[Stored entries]
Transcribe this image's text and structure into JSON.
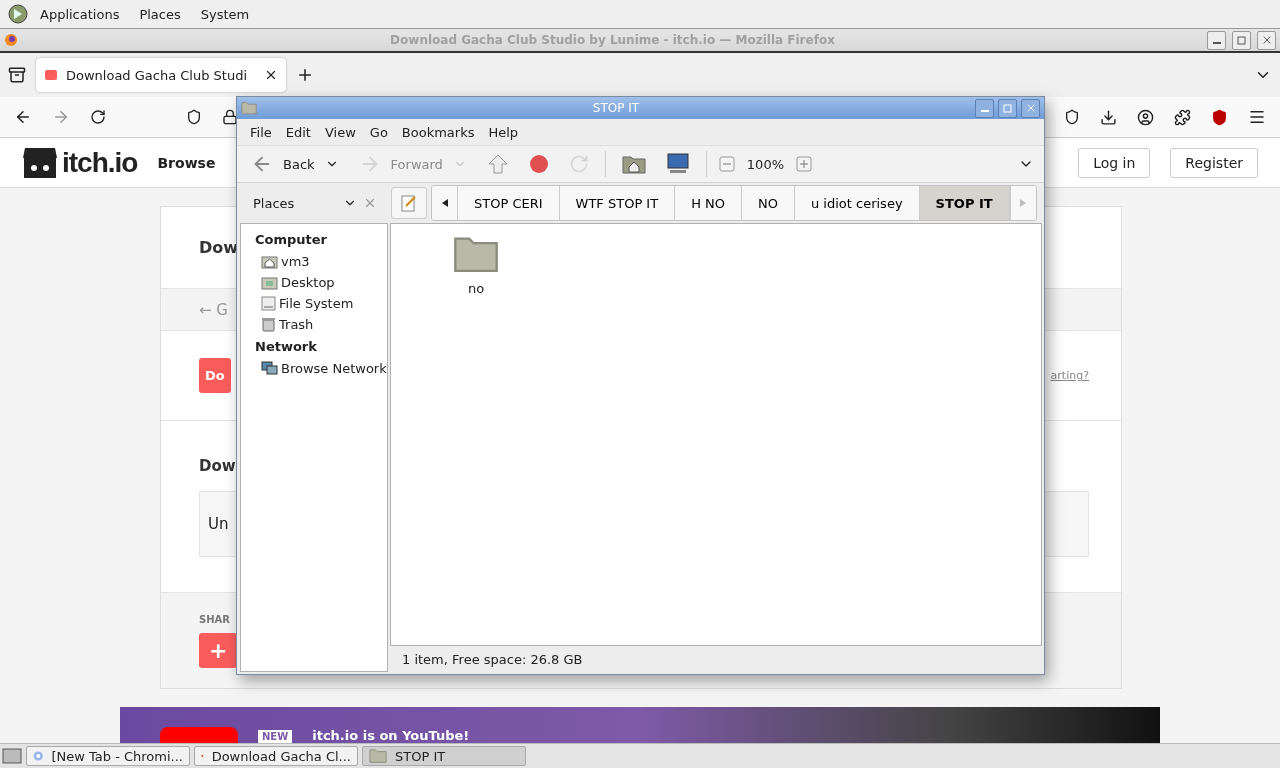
{
  "top_panel": {
    "menus": [
      "Applications",
      "Places",
      "System"
    ]
  },
  "browser": {
    "title": "Download Gacha Club Studio by Lunime - itch.io — Mozilla Firefox",
    "tabs": [
      {
        "label": "Download Gacha Club Studi",
        "selected": true
      }
    ],
    "page": {
      "logo": "itch.io",
      "nav": "Browse",
      "buttons": [
        "Log in",
        "Register"
      ],
      "heading": "Dow",
      "back_link": "← G",
      "download_button": "Do",
      "help_link": "arting?",
      "section_heading": "Dow",
      "box_text": "Un",
      "share_label": "SHAR",
      "share_button": "+",
      "banner": {
        "badge": "NEW",
        "text": "itch.io is on YouTube!"
      }
    }
  },
  "file_manager": {
    "title": "STOP IT",
    "menus": [
      "File",
      "Edit",
      "View",
      "Go",
      "Bookmarks",
      "Help"
    ],
    "toolbar": [
      {
        "kind": "back",
        "label": "Back",
        "disabled": false
      },
      {
        "kind": "forward",
        "label": "Forward",
        "disabled": true
      },
      {
        "kind": "up",
        "disabled": false
      },
      {
        "kind": "stop",
        "disabled": false
      },
      {
        "kind": "reload",
        "disabled": true
      },
      {
        "kind": "home",
        "disabled": false
      },
      {
        "kind": "computer",
        "disabled": false
      }
    ],
    "zoom": "100%",
    "sidebar": {
      "header": "Places",
      "sections": [
        {
          "title": "Computer",
          "items": [
            {
              "kind": "home",
              "label": "vm3"
            },
            {
              "kind": "desktop",
              "label": "Desktop"
            },
            {
              "kind": "drive",
              "label": "File System"
            },
            {
              "kind": "trash",
              "label": "Trash"
            }
          ]
        },
        {
          "title": "Network",
          "items": [
            {
              "kind": "network",
              "label": "Browse Network"
            }
          ]
        }
      ]
    },
    "path": [
      {
        "label": "STOP CERI",
        "selected": false
      },
      {
        "label": "WTF STOP IT",
        "selected": false
      },
      {
        "label": "H NO",
        "selected": false
      },
      {
        "label": "NO",
        "selected": false
      },
      {
        "label": "u idiot cerisey",
        "selected": false
      },
      {
        "label": "STOP IT",
        "selected": true
      }
    ],
    "files": [
      {
        "name": "no"
      }
    ],
    "status": "1 item, Free space: 26.8 GB"
  },
  "taskbar": [
    {
      "kind": "chromium",
      "label": "[New Tab - Chromi...",
      "selected": false
    },
    {
      "kind": "firefox",
      "label": "Download Gacha Cl...",
      "selected": false
    },
    {
      "kind": "folder",
      "label": "STOP IT",
      "selected": true
    }
  ]
}
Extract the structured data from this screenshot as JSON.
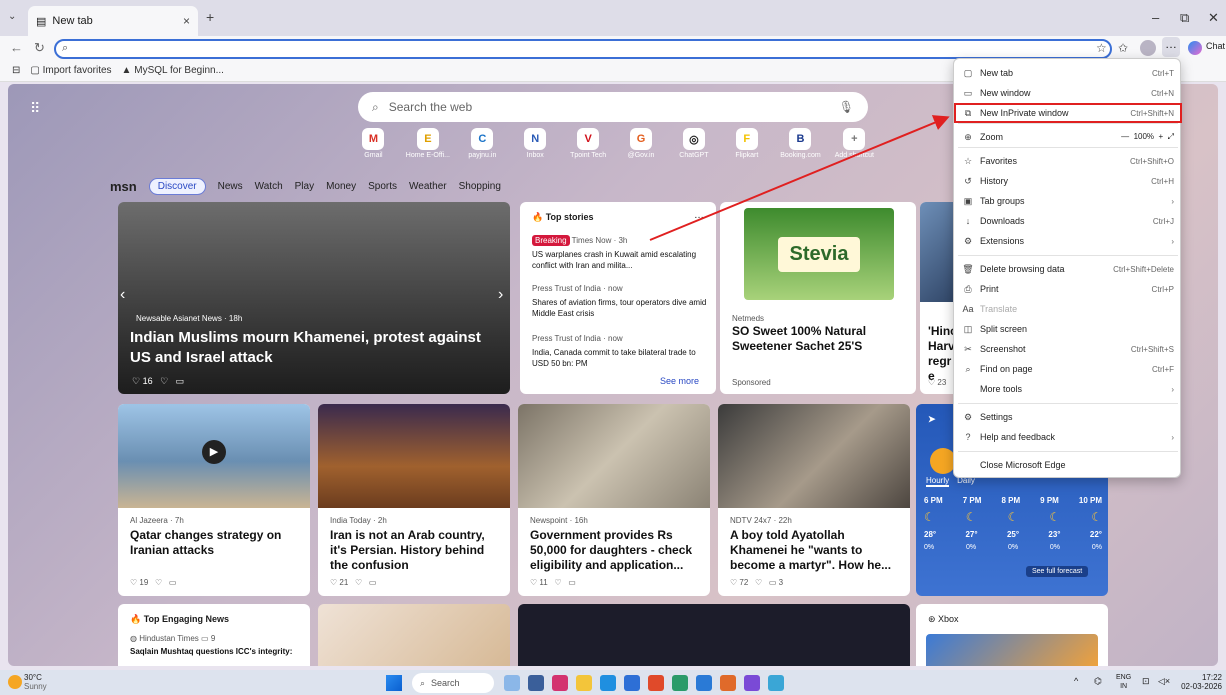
{
  "browser": {
    "tab_title": "New tab",
    "favorites": [
      "Import favorites",
      "MySQL for Beginn..."
    ],
    "toolbar_right": "Chat"
  },
  "newtab": {
    "search_placeholder": "Search the web",
    "quick_links": [
      {
        "label": "Gmail",
        "glyph": "M",
        "color": "#d93025"
      },
      {
        "label": "Home E-Offi...",
        "glyph": "E",
        "color": "#e0a000"
      },
      {
        "label": "payjnu.in",
        "glyph": "C",
        "color": "#1a73c8"
      },
      {
        "label": "Inbox",
        "glyph": "N",
        "color": "#2a5bb7"
      },
      {
        "label": "Tpoint Tech",
        "glyph": "V",
        "color": "#d0101a"
      },
      {
        "label": "@Gov.in",
        "glyph": "G",
        "color": "#e35d1d"
      },
      {
        "label": "ChatGPT",
        "glyph": "◎",
        "color": "#222222"
      },
      {
        "label": "Flipkart",
        "glyph": "F",
        "color": "#f3c300"
      },
      {
        "label": "Booking.com",
        "glyph": "B",
        "color": "#1c3b8f"
      },
      {
        "label": "Add shortcut",
        "glyph": "+",
        "color": "#777777"
      }
    ],
    "feed_tabs": [
      "msn",
      "Discover",
      "News",
      "Watch",
      "Play",
      "Money",
      "Sports",
      "Weather",
      "Shopping"
    ],
    "hero": {
      "source": "Newsable Asianet News · 18h",
      "title": "Indian Muslims mourn Khamenei, protest against US and Israel attack",
      "likes": "16"
    },
    "top_stories": {
      "header": "Top stories",
      "items": [
        {
          "badge": "Breaking",
          "meta": "Times Now · 3h",
          "headline": "US warplanes crash in Kuwait amid escalating conflict with Iran and milita..."
        },
        {
          "meta": "Press Trust of India · now",
          "headline": "Shares of aviation firms, tour operators dive amid Middle East crisis"
        },
        {
          "meta": "Press Trust of India · now",
          "headline": "India, Canada commit to take bilateral trade to USD 50 bn: PM"
        }
      ],
      "see_more": "See more"
    },
    "ad": {
      "source": "Netmeds",
      "title": "SO Sweet 100% Natural Sweetener Sachet 25'S",
      "footer": "Sponsored",
      "brand": "Stevia"
    },
    "partial_card": {
      "title_lines": "'Hinc Harv regre",
      "likes": "23"
    },
    "cards": [
      {
        "meta": "Al Jazeera · 7h",
        "title": "Qatar changes strategy on Iranian attacks",
        "likes": "19"
      },
      {
        "meta": "India Today · 2h",
        "title": "Iran is not an Arab country, it's Persian. History behind the confusion",
        "likes": "21"
      },
      {
        "meta": "Newspoint · 16h",
        "title": "Government provides Rs 50,000 for daughters - check eligibility and application...",
        "likes": "11"
      },
      {
        "meta": "NDTV 24x7 · 22h",
        "title": "A boy told Ayatollah Khamenei he \"wants to become a martyr\". How he...",
        "likes": "72",
        "comments": "3"
      }
    ],
    "weather": {
      "tabs": [
        "Hourly",
        "Daily"
      ],
      "hours": [
        "6 PM",
        "7 PM",
        "8 PM",
        "9 PM",
        "10 PM"
      ],
      "temps": [
        "28°",
        "27°",
        "25°",
        "23°",
        "22°"
      ],
      "precip": [
        "0%",
        "0%",
        "0%",
        "0%",
        "0%"
      ],
      "link": "See full forecast"
    },
    "bottom": {
      "engaging_header": "Top Engaging News",
      "engaging_meta": "Hindustan Times",
      "engaging_count": "9",
      "engaging_headline": "Saqlain Mushtaq questions ICC's integrity:",
      "xbox": "Xbox"
    }
  },
  "menu": {
    "items": [
      {
        "icon": "▢",
        "label": "New tab",
        "shortcut": "Ctrl+T"
      },
      {
        "icon": "▭",
        "label": "New window",
        "shortcut": "Ctrl+N"
      },
      {
        "icon": "⧉",
        "label": "New InPrivate window",
        "shortcut": "Ctrl+Shift+N"
      },
      {
        "icon": "⊕",
        "label": "Zoom",
        "shortcut": ""
      },
      {
        "icon": "☆",
        "label": "Favorites",
        "shortcut": "Ctrl+Shift+O"
      },
      {
        "icon": "↺",
        "label": "History",
        "shortcut": "Ctrl+H"
      },
      {
        "icon": "▣",
        "label": "Tab groups",
        "shortcut": "›"
      },
      {
        "icon": "↓",
        "label": "Downloads",
        "shortcut": "Ctrl+J"
      },
      {
        "icon": "⚙",
        "label": "Extensions",
        "shortcut": "›"
      },
      {
        "icon": "🗑",
        "label": "Delete browsing data",
        "shortcut": "Ctrl+Shift+Delete"
      },
      {
        "icon": "⎙",
        "label": "Print",
        "shortcut": "Ctrl+P"
      },
      {
        "icon": "Aa",
        "label": "Translate",
        "shortcut": ""
      },
      {
        "icon": "◫",
        "label": "Split screen",
        "shortcut": ""
      },
      {
        "icon": "✂",
        "label": "Screenshot",
        "shortcut": "Ctrl+Shift+S"
      },
      {
        "icon": "⌕",
        "label": "Find on page",
        "shortcut": "Ctrl+F"
      },
      {
        "icon": "",
        "label": "More tools",
        "shortcut": "›"
      },
      {
        "icon": "⚙",
        "label": "Settings",
        "shortcut": ""
      },
      {
        "icon": "?",
        "label": "Help and feedback",
        "shortcut": "›"
      },
      {
        "icon": "",
        "label": "Close Microsoft Edge",
        "shortcut": ""
      }
    ],
    "zoom_value": "100%",
    "highlight_color": "#e02020"
  },
  "taskbar": {
    "temp": "30°C",
    "condition": "Sunny",
    "search": "Search",
    "lang": "ENG",
    "region": "IN",
    "time": "17:22",
    "date": "02-03-2026"
  }
}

Direction -
Copy each line in the data that holds the word "source".

Answer for the task -
      "source": "Newsable Asianet News · 18h",
      "source": "Netmeds",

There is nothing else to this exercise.